> **To do**: The data must be returned in full and exactly as given.

> **Data for this task**:
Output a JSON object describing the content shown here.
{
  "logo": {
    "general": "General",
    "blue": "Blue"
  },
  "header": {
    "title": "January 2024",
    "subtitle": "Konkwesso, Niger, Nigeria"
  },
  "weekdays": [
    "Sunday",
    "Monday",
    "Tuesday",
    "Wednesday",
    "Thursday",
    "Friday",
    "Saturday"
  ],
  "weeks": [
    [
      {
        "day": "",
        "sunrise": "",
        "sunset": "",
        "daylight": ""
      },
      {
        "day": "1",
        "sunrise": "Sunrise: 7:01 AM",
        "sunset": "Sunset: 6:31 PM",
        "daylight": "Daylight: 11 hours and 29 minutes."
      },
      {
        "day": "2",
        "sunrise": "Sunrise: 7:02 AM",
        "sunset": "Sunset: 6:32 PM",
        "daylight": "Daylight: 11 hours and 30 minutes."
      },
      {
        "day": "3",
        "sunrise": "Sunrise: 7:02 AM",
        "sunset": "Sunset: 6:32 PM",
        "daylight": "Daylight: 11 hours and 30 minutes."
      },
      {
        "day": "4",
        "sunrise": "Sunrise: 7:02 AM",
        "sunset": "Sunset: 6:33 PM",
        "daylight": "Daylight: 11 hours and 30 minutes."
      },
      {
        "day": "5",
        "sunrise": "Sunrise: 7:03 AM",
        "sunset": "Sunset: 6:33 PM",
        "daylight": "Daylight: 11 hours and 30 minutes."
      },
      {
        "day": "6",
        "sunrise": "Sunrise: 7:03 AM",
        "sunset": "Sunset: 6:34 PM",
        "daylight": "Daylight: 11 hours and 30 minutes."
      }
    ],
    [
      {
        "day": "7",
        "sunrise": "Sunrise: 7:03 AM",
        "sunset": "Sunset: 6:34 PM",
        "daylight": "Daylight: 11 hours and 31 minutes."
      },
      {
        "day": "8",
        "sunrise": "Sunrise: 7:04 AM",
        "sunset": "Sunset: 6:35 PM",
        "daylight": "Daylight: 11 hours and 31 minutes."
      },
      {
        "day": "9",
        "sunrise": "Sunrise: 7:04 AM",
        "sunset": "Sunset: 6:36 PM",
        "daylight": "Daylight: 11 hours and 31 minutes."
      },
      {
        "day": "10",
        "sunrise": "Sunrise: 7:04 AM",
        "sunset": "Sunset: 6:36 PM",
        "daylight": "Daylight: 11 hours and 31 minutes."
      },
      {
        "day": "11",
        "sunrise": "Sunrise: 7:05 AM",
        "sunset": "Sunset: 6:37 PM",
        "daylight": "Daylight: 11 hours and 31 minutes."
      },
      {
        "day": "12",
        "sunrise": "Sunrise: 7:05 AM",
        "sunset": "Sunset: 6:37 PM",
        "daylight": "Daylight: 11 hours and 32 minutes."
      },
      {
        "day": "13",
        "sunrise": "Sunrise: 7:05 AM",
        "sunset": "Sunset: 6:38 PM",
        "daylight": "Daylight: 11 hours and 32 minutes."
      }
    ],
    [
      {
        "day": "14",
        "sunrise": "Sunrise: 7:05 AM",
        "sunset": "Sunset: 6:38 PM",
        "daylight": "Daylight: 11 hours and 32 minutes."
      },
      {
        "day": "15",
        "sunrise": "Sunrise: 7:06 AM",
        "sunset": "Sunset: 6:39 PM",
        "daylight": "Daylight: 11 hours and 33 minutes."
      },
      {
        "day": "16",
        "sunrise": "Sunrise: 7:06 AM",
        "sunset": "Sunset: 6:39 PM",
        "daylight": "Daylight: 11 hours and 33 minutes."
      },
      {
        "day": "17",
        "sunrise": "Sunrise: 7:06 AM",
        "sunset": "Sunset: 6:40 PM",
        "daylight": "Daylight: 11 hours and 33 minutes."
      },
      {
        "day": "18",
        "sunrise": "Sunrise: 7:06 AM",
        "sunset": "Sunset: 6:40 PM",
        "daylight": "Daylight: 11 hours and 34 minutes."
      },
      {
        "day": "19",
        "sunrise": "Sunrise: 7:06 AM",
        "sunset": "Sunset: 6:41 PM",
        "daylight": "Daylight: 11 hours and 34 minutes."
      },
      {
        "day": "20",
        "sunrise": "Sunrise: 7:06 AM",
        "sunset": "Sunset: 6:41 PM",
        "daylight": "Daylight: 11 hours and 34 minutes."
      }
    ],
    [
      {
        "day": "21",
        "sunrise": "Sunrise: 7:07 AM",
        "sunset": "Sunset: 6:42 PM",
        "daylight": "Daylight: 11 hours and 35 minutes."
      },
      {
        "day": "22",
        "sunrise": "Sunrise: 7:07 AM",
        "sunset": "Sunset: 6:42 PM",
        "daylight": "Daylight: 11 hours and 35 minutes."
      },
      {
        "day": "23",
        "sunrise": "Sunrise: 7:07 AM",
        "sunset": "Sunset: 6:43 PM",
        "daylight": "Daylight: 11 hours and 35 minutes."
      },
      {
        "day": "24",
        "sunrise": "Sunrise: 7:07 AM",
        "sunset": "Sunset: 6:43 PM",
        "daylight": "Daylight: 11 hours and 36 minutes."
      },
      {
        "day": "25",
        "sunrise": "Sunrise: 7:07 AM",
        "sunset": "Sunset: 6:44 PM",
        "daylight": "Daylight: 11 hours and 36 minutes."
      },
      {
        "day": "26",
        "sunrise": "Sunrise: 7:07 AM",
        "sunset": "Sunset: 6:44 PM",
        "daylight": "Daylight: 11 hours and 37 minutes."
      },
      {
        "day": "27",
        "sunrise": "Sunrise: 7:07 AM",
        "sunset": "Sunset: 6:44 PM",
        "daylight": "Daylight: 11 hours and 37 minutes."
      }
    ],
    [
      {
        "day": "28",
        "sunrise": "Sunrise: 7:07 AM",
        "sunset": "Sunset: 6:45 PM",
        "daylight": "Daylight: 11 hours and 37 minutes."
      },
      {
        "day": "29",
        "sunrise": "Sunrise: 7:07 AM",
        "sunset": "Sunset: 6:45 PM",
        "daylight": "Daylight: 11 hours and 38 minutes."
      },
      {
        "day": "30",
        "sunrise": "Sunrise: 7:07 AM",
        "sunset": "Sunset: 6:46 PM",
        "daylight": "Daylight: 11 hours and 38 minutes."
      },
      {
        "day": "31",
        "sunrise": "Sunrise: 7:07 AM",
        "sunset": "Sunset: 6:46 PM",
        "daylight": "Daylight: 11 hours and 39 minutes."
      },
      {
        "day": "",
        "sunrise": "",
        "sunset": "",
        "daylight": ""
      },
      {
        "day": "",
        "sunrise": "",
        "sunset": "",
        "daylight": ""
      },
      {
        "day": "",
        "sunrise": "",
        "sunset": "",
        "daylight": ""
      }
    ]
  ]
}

> **Solution**:
Output a JSON object describing the content shown here.
{
  "logo": {
    "general": "General",
    "blue": "Blue"
  },
  "header": {
    "title": "January 2024",
    "subtitle": "Konkwesso, Niger, Nigeria"
  },
  "weekdays": [
    "Sunday",
    "Monday",
    "Tuesday",
    "Wednesday",
    "Thursday",
    "Friday",
    "Saturday"
  ],
  "weeks": [
    [
      {
        "day": "",
        "sunrise": "",
        "sunset": "",
        "daylight": ""
      },
      {
        "day": "1",
        "sunrise": "Sunrise: 7:01 AM",
        "sunset": "Sunset: 6:31 PM",
        "daylight": "Daylight: 11 hours and 29 minutes."
      },
      {
        "day": "2",
        "sunrise": "Sunrise: 7:02 AM",
        "sunset": "Sunset: 6:32 PM",
        "daylight": "Daylight: 11 hours and 30 minutes."
      },
      {
        "day": "3",
        "sunrise": "Sunrise: 7:02 AM",
        "sunset": "Sunset: 6:32 PM",
        "daylight": "Daylight: 11 hours and 30 minutes."
      },
      {
        "day": "4",
        "sunrise": "Sunrise: 7:02 AM",
        "sunset": "Sunset: 6:33 PM",
        "daylight": "Daylight: 11 hours and 30 minutes."
      },
      {
        "day": "5",
        "sunrise": "Sunrise: 7:03 AM",
        "sunset": "Sunset: 6:33 PM",
        "daylight": "Daylight: 11 hours and 30 minutes."
      },
      {
        "day": "6",
        "sunrise": "Sunrise: 7:03 AM",
        "sunset": "Sunset: 6:34 PM",
        "daylight": "Daylight: 11 hours and 30 minutes."
      }
    ],
    [
      {
        "day": "7",
        "sunrise": "Sunrise: 7:03 AM",
        "sunset": "Sunset: 6:34 PM",
        "daylight": "Daylight: 11 hours and 31 minutes."
      },
      {
        "day": "8",
        "sunrise": "Sunrise: 7:04 AM",
        "sunset": "Sunset: 6:35 PM",
        "daylight": "Daylight: 11 hours and 31 minutes."
      },
      {
        "day": "9",
        "sunrise": "Sunrise: 7:04 AM",
        "sunset": "Sunset: 6:36 PM",
        "daylight": "Daylight: 11 hours and 31 minutes."
      },
      {
        "day": "10",
        "sunrise": "Sunrise: 7:04 AM",
        "sunset": "Sunset: 6:36 PM",
        "daylight": "Daylight: 11 hours and 31 minutes."
      },
      {
        "day": "11",
        "sunrise": "Sunrise: 7:05 AM",
        "sunset": "Sunset: 6:37 PM",
        "daylight": "Daylight: 11 hours and 31 minutes."
      },
      {
        "day": "12",
        "sunrise": "Sunrise: 7:05 AM",
        "sunset": "Sunset: 6:37 PM",
        "daylight": "Daylight: 11 hours and 32 minutes."
      },
      {
        "day": "13",
        "sunrise": "Sunrise: 7:05 AM",
        "sunset": "Sunset: 6:38 PM",
        "daylight": "Daylight: 11 hours and 32 minutes."
      }
    ],
    [
      {
        "day": "14",
        "sunrise": "Sunrise: 7:05 AM",
        "sunset": "Sunset: 6:38 PM",
        "daylight": "Daylight: 11 hours and 32 minutes."
      },
      {
        "day": "15",
        "sunrise": "Sunrise: 7:06 AM",
        "sunset": "Sunset: 6:39 PM",
        "daylight": "Daylight: 11 hours and 33 minutes."
      },
      {
        "day": "16",
        "sunrise": "Sunrise: 7:06 AM",
        "sunset": "Sunset: 6:39 PM",
        "daylight": "Daylight: 11 hours and 33 minutes."
      },
      {
        "day": "17",
        "sunrise": "Sunrise: 7:06 AM",
        "sunset": "Sunset: 6:40 PM",
        "daylight": "Daylight: 11 hours and 33 minutes."
      },
      {
        "day": "18",
        "sunrise": "Sunrise: 7:06 AM",
        "sunset": "Sunset: 6:40 PM",
        "daylight": "Daylight: 11 hours and 34 minutes."
      },
      {
        "day": "19",
        "sunrise": "Sunrise: 7:06 AM",
        "sunset": "Sunset: 6:41 PM",
        "daylight": "Daylight: 11 hours and 34 minutes."
      },
      {
        "day": "20",
        "sunrise": "Sunrise: 7:06 AM",
        "sunset": "Sunset: 6:41 PM",
        "daylight": "Daylight: 11 hours and 34 minutes."
      }
    ],
    [
      {
        "day": "21",
        "sunrise": "Sunrise: 7:07 AM",
        "sunset": "Sunset: 6:42 PM",
        "daylight": "Daylight: 11 hours and 35 minutes."
      },
      {
        "day": "22",
        "sunrise": "Sunrise: 7:07 AM",
        "sunset": "Sunset: 6:42 PM",
        "daylight": "Daylight: 11 hours and 35 minutes."
      },
      {
        "day": "23",
        "sunrise": "Sunrise: 7:07 AM",
        "sunset": "Sunset: 6:43 PM",
        "daylight": "Daylight: 11 hours and 35 minutes."
      },
      {
        "day": "24",
        "sunrise": "Sunrise: 7:07 AM",
        "sunset": "Sunset: 6:43 PM",
        "daylight": "Daylight: 11 hours and 36 minutes."
      },
      {
        "day": "25",
        "sunrise": "Sunrise: 7:07 AM",
        "sunset": "Sunset: 6:44 PM",
        "daylight": "Daylight: 11 hours and 36 minutes."
      },
      {
        "day": "26",
        "sunrise": "Sunrise: 7:07 AM",
        "sunset": "Sunset: 6:44 PM",
        "daylight": "Daylight: 11 hours and 37 minutes."
      },
      {
        "day": "27",
        "sunrise": "Sunrise: 7:07 AM",
        "sunset": "Sunset: 6:44 PM",
        "daylight": "Daylight: 11 hours and 37 minutes."
      }
    ],
    [
      {
        "day": "28",
        "sunrise": "Sunrise: 7:07 AM",
        "sunset": "Sunset: 6:45 PM",
        "daylight": "Daylight: 11 hours and 37 minutes."
      },
      {
        "day": "29",
        "sunrise": "Sunrise: 7:07 AM",
        "sunset": "Sunset: 6:45 PM",
        "daylight": "Daylight: 11 hours and 38 minutes."
      },
      {
        "day": "30",
        "sunrise": "Sunrise: 7:07 AM",
        "sunset": "Sunset: 6:46 PM",
        "daylight": "Daylight: 11 hours and 38 minutes."
      },
      {
        "day": "31",
        "sunrise": "Sunrise: 7:07 AM",
        "sunset": "Sunset: 6:46 PM",
        "daylight": "Daylight: 11 hours and 39 minutes."
      },
      {
        "day": "",
        "sunrise": "",
        "sunset": "",
        "daylight": ""
      },
      {
        "day": "",
        "sunrise": "",
        "sunset": "",
        "daylight": ""
      },
      {
        "day": "",
        "sunrise": "",
        "sunset": "",
        "daylight": ""
      }
    ]
  ]
}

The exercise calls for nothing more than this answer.